The problem: Extract the full listing below without altering a single character.
======== Records shown ========
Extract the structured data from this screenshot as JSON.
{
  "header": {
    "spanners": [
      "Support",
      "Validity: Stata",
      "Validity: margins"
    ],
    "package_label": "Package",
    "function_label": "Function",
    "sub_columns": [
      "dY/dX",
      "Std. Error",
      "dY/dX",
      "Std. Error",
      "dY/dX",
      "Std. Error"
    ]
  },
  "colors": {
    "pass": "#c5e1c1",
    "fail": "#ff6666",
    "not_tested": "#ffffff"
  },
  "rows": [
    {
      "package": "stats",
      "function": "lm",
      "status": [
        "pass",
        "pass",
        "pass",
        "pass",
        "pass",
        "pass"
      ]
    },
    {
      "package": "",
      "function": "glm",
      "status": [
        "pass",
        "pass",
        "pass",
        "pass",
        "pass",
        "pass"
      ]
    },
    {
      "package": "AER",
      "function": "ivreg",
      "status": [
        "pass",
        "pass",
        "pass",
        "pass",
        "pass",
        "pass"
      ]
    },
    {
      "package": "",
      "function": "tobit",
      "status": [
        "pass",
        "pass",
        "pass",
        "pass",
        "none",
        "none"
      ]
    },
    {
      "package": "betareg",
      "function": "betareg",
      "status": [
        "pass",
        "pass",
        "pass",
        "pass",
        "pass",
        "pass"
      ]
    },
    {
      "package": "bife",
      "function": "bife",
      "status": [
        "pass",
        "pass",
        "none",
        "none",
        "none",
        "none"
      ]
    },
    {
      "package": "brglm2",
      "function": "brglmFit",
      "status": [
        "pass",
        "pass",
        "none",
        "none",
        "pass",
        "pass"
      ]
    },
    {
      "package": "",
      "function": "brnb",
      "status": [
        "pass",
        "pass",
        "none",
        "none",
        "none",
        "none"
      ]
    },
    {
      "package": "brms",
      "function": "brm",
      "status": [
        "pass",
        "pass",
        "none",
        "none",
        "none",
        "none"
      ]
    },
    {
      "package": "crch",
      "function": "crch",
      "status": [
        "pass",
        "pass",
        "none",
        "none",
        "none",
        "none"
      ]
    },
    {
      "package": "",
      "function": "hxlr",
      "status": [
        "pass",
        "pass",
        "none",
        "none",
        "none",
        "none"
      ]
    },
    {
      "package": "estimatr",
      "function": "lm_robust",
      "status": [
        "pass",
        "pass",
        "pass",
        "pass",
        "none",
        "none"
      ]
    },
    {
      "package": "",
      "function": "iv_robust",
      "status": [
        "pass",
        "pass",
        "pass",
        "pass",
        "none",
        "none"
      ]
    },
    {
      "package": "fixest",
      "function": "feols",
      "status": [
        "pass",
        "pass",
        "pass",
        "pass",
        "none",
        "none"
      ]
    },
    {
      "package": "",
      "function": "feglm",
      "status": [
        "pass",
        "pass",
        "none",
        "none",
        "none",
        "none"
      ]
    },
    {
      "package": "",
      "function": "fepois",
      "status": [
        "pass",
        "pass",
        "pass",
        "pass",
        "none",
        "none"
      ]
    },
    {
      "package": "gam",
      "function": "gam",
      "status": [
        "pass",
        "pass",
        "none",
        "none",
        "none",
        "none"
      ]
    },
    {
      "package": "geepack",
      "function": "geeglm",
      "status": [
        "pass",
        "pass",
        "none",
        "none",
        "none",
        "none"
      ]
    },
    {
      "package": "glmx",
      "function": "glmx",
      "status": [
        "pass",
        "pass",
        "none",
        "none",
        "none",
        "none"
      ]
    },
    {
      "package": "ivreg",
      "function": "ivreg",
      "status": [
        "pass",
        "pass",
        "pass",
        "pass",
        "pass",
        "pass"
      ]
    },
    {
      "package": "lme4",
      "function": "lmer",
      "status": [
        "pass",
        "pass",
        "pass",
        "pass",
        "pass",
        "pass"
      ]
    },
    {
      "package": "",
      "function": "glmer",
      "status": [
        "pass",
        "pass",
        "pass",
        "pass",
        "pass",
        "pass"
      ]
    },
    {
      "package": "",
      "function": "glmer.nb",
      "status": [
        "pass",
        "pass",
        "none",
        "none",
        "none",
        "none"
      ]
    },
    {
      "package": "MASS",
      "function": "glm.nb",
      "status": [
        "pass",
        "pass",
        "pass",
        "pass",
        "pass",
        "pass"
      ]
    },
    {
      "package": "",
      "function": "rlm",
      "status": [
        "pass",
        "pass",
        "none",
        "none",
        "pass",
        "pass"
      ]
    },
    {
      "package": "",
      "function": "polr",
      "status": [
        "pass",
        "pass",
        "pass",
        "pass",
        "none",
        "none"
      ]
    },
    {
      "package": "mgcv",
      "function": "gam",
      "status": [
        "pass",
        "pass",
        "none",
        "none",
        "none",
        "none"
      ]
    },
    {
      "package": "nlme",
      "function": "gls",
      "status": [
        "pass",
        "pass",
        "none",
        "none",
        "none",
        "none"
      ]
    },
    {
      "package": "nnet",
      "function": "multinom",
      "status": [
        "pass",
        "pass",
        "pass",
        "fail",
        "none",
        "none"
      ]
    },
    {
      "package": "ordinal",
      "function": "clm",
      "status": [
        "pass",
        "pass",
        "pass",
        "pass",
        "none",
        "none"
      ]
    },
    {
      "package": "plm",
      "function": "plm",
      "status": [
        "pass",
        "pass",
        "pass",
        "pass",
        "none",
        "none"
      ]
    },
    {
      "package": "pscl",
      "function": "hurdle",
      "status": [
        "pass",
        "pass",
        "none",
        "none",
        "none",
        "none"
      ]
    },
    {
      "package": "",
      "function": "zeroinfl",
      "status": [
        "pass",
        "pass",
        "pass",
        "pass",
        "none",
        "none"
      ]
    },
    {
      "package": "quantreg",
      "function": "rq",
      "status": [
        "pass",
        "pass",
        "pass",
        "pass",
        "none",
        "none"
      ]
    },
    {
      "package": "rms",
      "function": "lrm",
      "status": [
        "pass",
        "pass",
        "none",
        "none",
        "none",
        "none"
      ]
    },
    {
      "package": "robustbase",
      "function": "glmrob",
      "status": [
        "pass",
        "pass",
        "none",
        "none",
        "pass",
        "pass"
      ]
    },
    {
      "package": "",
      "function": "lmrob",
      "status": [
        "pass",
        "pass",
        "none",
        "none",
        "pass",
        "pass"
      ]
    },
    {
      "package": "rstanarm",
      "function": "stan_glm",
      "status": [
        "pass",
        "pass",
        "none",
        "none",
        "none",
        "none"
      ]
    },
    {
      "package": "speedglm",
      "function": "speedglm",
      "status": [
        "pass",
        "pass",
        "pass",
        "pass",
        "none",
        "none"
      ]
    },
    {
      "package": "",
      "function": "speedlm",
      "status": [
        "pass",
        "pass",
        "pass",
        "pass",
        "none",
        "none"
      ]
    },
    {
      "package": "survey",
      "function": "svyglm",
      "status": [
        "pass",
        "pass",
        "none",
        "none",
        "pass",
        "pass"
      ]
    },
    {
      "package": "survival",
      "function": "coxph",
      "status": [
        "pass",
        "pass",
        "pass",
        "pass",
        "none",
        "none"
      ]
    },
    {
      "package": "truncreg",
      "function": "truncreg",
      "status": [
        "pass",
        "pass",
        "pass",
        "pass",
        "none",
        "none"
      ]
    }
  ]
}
========
Answer to the task:
Extract the structured data from this screenshot as JSON.
{
  "header": {
    "spanners": [
      "Support",
      "Validity: Stata",
      "Validity: margins"
    ],
    "package_label": "Package",
    "function_label": "Function",
    "sub_columns": [
      "dY/dX",
      "Std. Error",
      "dY/dX",
      "Std. Error",
      "dY/dX",
      "Std. Error"
    ]
  },
  "colors": {
    "pass": "#c5e1c1",
    "fail": "#ff6666",
    "not_tested": "#ffffff"
  },
  "rows": [
    {
      "package": "stats",
      "function": "lm",
      "status": [
        "pass",
        "pass",
        "pass",
        "pass",
        "pass",
        "pass"
      ]
    },
    {
      "package": "",
      "function": "glm",
      "status": [
        "pass",
        "pass",
        "pass",
        "pass",
        "pass",
        "pass"
      ]
    },
    {
      "package": "AER",
      "function": "ivreg",
      "status": [
        "pass",
        "pass",
        "pass",
        "pass",
        "pass",
        "pass"
      ]
    },
    {
      "package": "",
      "function": "tobit",
      "status": [
        "pass",
        "pass",
        "pass",
        "pass",
        "none",
        "none"
      ]
    },
    {
      "package": "betareg",
      "function": "betareg",
      "status": [
        "pass",
        "pass",
        "pass",
        "pass",
        "pass",
        "pass"
      ]
    },
    {
      "package": "bife",
      "function": "bife",
      "status": [
        "pass",
        "pass",
        "none",
        "none",
        "none",
        "none"
      ]
    },
    {
      "package": "brglm2",
      "function": "brglmFit",
      "status": [
        "pass",
        "pass",
        "none",
        "none",
        "pass",
        "pass"
      ]
    },
    {
      "package": "",
      "function": "brnb",
      "status": [
        "pass",
        "pass",
        "none",
        "none",
        "none",
        "none"
      ]
    },
    {
      "package": "brms",
      "function": "brm",
      "status": [
        "pass",
        "pass",
        "none",
        "none",
        "none",
        "none"
      ]
    },
    {
      "package": "crch",
      "function": "crch",
      "status": [
        "pass",
        "pass",
        "none",
        "none",
        "none",
        "none"
      ]
    },
    {
      "package": "",
      "function": "hxlr",
      "status": [
        "pass",
        "pass",
        "none",
        "none",
        "none",
        "none"
      ]
    },
    {
      "package": "estimatr",
      "function": "lm_robust",
      "status": [
        "pass",
        "pass",
        "pass",
        "pass",
        "none",
        "none"
      ]
    },
    {
      "package": "",
      "function": "iv_robust",
      "status": [
        "pass",
        "pass",
        "pass",
        "pass",
        "none",
        "none"
      ]
    },
    {
      "package": "fixest",
      "function": "feols",
      "status": [
        "pass",
        "pass",
        "pass",
        "pass",
        "none",
        "none"
      ]
    },
    {
      "package": "",
      "function": "feglm",
      "status": [
        "pass",
        "pass",
        "none",
        "none",
        "none",
        "none"
      ]
    },
    {
      "package": "",
      "function": "fepois",
      "status": [
        "pass",
        "pass",
        "pass",
        "pass",
        "none",
        "none"
      ]
    },
    {
      "package": "gam",
      "function": "gam",
      "status": [
        "pass",
        "pass",
        "none",
        "none",
        "none",
        "none"
      ]
    },
    {
      "package": "geepack",
      "function": "geeglm",
      "status": [
        "pass",
        "pass",
        "none",
        "none",
        "none",
        "none"
      ]
    },
    {
      "package": "glmx",
      "function": "glmx",
      "status": [
        "pass",
        "pass",
        "none",
        "none",
        "none",
        "none"
      ]
    },
    {
      "package": "ivreg",
      "function": "ivreg",
      "status": [
        "pass",
        "pass",
        "pass",
        "pass",
        "pass",
        "pass"
      ]
    },
    {
      "package": "lme4",
      "function": "lmer",
      "status": [
        "pass",
        "pass",
        "pass",
        "pass",
        "pass",
        "pass"
      ]
    },
    {
      "package": "",
      "function": "glmer",
      "status": [
        "pass",
        "pass",
        "pass",
        "pass",
        "pass",
        "pass"
      ]
    },
    {
      "package": "",
      "function": "glmer.nb",
      "status": [
        "pass",
        "pass",
        "none",
        "none",
        "none",
        "none"
      ]
    },
    {
      "package": "MASS",
      "function": "glm.nb",
      "status": [
        "pass",
        "pass",
        "pass",
        "pass",
        "pass",
        "pass"
      ]
    },
    {
      "package": "",
      "function": "rlm",
      "status": [
        "pass",
        "pass",
        "none",
        "none",
        "pass",
        "pass"
      ]
    },
    {
      "package": "",
      "function": "polr",
      "status": [
        "pass",
        "pass",
        "pass",
        "pass",
        "none",
        "none"
      ]
    },
    {
      "package": "mgcv",
      "function": "gam",
      "status": [
        "pass",
        "pass",
        "none",
        "none",
        "none",
        "none"
      ]
    },
    {
      "package": "nlme",
      "function": "gls",
      "status": [
        "pass",
        "pass",
        "none",
        "none",
        "none",
        "none"
      ]
    },
    {
      "package": "nnet",
      "function": "multinom",
      "status": [
        "pass",
        "pass",
        "pass",
        "fail",
        "none",
        "none"
      ]
    },
    {
      "package": "ordinal",
      "function": "clm",
      "status": [
        "pass",
        "pass",
        "pass",
        "pass",
        "none",
        "none"
      ]
    },
    {
      "package": "plm",
      "function": "plm",
      "status": [
        "pass",
        "pass",
        "pass",
        "pass",
        "none",
        "none"
      ]
    },
    {
      "package": "pscl",
      "function": "hurdle",
      "status": [
        "pass",
        "pass",
        "none",
        "none",
        "none",
        "none"
      ]
    },
    {
      "package": "",
      "function": "zeroinfl",
      "status": [
        "pass",
        "pass",
        "pass",
        "pass",
        "none",
        "none"
      ]
    },
    {
      "package": "quantreg",
      "function": "rq",
      "status": [
        "pass",
        "pass",
        "pass",
        "pass",
        "none",
        "none"
      ]
    },
    {
      "package": "rms",
      "function": "lrm",
      "status": [
        "pass",
        "pass",
        "none",
        "none",
        "none",
        "none"
      ]
    },
    {
      "package": "robustbase",
      "function": "glmrob",
      "status": [
        "pass",
        "pass",
        "none",
        "none",
        "pass",
        "pass"
      ]
    },
    {
      "package": "",
      "function": "lmrob",
      "status": [
        "pass",
        "pass",
        "none",
        "none",
        "pass",
        "pass"
      ]
    },
    {
      "package": "rstanarm",
      "function": "stan_glm",
      "status": [
        "pass",
        "pass",
        "none",
        "none",
        "none",
        "none"
      ]
    },
    {
      "package": "speedglm",
      "function": "speedglm",
      "status": [
        "pass",
        "pass",
        "pass",
        "pass",
        "none",
        "none"
      ]
    },
    {
      "package": "",
      "function": "speedlm",
      "status": [
        "pass",
        "pass",
        "pass",
        "pass",
        "none",
        "none"
      ]
    },
    {
      "package": "survey",
      "function": "svyglm",
      "status": [
        "pass",
        "pass",
        "none",
        "none",
        "pass",
        "pass"
      ]
    },
    {
      "package": "survival",
      "function": "coxph",
      "status": [
        "pass",
        "pass",
        "pass",
        "pass",
        "none",
        "none"
      ]
    },
    {
      "package": "truncreg",
      "function": "truncreg",
      "status": [
        "pass",
        "pass",
        "pass",
        "pass",
        "none",
        "none"
      ]
    }
  ]
}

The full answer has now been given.